_REQUIRED WORK_. Retype the records that come next, word for word.

◆ ◆ ◆ ◆ ◆ ◆ ◆

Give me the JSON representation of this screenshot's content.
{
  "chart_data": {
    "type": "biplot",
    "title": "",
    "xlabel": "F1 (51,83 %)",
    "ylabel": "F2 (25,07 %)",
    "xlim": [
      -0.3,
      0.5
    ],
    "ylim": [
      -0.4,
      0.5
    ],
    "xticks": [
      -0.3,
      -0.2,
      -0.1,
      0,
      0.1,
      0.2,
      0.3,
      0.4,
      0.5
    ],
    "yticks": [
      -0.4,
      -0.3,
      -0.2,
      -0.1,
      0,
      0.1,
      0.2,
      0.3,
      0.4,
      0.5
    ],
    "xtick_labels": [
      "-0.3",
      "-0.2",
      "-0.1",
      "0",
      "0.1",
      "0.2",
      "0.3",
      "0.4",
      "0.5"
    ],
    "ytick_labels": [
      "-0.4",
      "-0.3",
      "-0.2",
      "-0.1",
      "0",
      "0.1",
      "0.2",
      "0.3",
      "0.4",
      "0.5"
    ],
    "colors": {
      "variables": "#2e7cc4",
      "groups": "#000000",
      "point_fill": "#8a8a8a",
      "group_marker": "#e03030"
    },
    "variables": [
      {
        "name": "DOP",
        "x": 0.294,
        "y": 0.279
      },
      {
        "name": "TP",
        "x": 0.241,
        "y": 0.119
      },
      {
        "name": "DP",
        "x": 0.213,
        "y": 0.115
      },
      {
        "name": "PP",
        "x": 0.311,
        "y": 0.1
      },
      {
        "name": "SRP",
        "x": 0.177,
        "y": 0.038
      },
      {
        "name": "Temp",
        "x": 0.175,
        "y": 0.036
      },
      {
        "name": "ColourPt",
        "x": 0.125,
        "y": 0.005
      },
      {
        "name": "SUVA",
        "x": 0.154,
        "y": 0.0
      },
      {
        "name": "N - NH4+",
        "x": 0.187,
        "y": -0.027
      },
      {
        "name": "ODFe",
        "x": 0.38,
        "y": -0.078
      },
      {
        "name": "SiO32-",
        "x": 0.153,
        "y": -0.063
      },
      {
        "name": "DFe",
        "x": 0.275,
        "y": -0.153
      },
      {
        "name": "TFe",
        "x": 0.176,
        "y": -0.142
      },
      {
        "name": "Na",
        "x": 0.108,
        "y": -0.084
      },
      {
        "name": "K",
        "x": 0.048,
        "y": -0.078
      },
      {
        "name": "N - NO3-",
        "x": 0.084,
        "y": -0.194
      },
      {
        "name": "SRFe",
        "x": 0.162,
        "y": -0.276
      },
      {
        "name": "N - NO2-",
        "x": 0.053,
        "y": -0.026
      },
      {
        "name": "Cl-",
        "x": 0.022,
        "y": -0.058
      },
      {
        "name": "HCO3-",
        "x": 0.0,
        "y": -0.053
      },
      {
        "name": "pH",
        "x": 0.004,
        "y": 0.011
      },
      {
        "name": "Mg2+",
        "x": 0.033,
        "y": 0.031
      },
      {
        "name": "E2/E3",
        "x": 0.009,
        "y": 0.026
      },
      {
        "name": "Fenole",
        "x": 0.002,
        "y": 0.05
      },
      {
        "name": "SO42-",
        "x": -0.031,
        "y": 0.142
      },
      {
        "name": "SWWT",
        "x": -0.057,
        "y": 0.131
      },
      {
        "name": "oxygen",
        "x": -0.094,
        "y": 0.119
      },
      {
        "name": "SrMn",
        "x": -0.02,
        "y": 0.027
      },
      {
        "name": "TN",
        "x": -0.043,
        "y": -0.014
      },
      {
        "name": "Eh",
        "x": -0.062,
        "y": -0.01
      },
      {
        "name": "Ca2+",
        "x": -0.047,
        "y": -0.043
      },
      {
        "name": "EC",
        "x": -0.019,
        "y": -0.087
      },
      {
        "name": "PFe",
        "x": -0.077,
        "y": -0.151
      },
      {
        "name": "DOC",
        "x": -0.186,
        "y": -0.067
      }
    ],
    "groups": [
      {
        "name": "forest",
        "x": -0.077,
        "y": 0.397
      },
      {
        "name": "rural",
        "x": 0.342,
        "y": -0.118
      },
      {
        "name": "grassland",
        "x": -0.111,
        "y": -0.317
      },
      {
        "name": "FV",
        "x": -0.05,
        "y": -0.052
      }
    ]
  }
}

◆ ◆ ◆ ◆ ◆ ◆ ◆

_SOLUTION TO THIS PROBLEM_.
Give me the JSON representation of this screenshot's content.
{
  "chart_data": {
    "type": "biplot",
    "title": "",
    "xlabel": "F1 (51,83 %)",
    "ylabel": "F2 (25,07 %)",
    "xlim": [
      -0.3,
      0.5
    ],
    "ylim": [
      -0.4,
      0.5
    ],
    "xticks": [
      -0.3,
      -0.2,
      -0.1,
      0,
      0.1,
      0.2,
      0.3,
      0.4,
      0.5
    ],
    "yticks": [
      -0.4,
      -0.3,
      -0.2,
      -0.1,
      0,
      0.1,
      0.2,
      0.3,
      0.4,
      0.5
    ],
    "xtick_labels": [
      "-0.3",
      "-0.2",
      "-0.1",
      "0",
      "0.1",
      "0.2",
      "0.3",
      "0.4",
      "0.5"
    ],
    "ytick_labels": [
      "-0.4",
      "-0.3",
      "-0.2",
      "-0.1",
      "0",
      "0.1",
      "0.2",
      "0.3",
      "0.4",
      "0.5"
    ],
    "colors": {
      "variables": "#2e7cc4",
      "groups": "#000000",
      "point_fill": "#8a8a8a",
      "group_marker": "#e03030"
    },
    "variables": [
      {
        "name": "DOP",
        "x": 0.294,
        "y": 0.279
      },
      {
        "name": "TP",
        "x": 0.241,
        "y": 0.119
      },
      {
        "name": "DP",
        "x": 0.213,
        "y": 0.115
      },
      {
        "name": "PP",
        "x": 0.311,
        "y": 0.1
      },
      {
        "name": "SRP",
        "x": 0.177,
        "y": 0.038
      },
      {
        "name": "Temp",
        "x": 0.175,
        "y": 0.036
      },
      {
        "name": "ColourPt",
        "x": 0.125,
        "y": 0.005
      },
      {
        "name": "SUVA",
        "x": 0.154,
        "y": 0.0
      },
      {
        "name": "N - NH4+",
        "x": 0.187,
        "y": -0.027
      },
      {
        "name": "ODFe",
        "x": 0.38,
        "y": -0.078
      },
      {
        "name": "SiO32-",
        "x": 0.153,
        "y": -0.063
      },
      {
        "name": "DFe",
        "x": 0.275,
        "y": -0.153
      },
      {
        "name": "TFe",
        "x": 0.176,
        "y": -0.142
      },
      {
        "name": "Na",
        "x": 0.108,
        "y": -0.084
      },
      {
        "name": "K",
        "x": 0.048,
        "y": -0.078
      },
      {
        "name": "N - NO3-",
        "x": 0.084,
        "y": -0.194
      },
      {
        "name": "SRFe",
        "x": 0.162,
        "y": -0.276
      },
      {
        "name": "N - NO2-",
        "x": 0.053,
        "y": -0.026
      },
      {
        "name": "Cl-",
        "x": 0.022,
        "y": -0.058
      },
      {
        "name": "HCO3-",
        "x": 0.0,
        "y": -0.053
      },
      {
        "name": "pH",
        "x": 0.004,
        "y": 0.011
      },
      {
        "name": "Mg2+",
        "x": 0.033,
        "y": 0.031
      },
      {
        "name": "E2/E3",
        "x": 0.009,
        "y": 0.026
      },
      {
        "name": "Fenole",
        "x": 0.002,
        "y": 0.05
      },
      {
        "name": "SO42-",
        "x": -0.031,
        "y": 0.142
      },
      {
        "name": "SWWT",
        "x": -0.057,
        "y": 0.131
      },
      {
        "name": "oxygen",
        "x": -0.094,
        "y": 0.119
      },
      {
        "name": "SrMn",
        "x": -0.02,
        "y": 0.027
      },
      {
        "name": "TN",
        "x": -0.043,
        "y": -0.014
      },
      {
        "name": "Eh",
        "x": -0.062,
        "y": -0.01
      },
      {
        "name": "Ca2+",
        "x": -0.047,
        "y": -0.043
      },
      {
        "name": "EC",
        "x": -0.019,
        "y": -0.087
      },
      {
        "name": "PFe",
        "x": -0.077,
        "y": -0.151
      },
      {
        "name": "DOC",
        "x": -0.186,
        "y": -0.067
      }
    ],
    "groups": [
      {
        "name": "forest",
        "x": -0.077,
        "y": 0.397
      },
      {
        "name": "rural",
        "x": 0.342,
        "y": -0.118
      },
      {
        "name": "grassland",
        "x": -0.111,
        "y": -0.317
      },
      {
        "name": "FV",
        "x": -0.05,
        "y": -0.052
      }
    ]
  }
}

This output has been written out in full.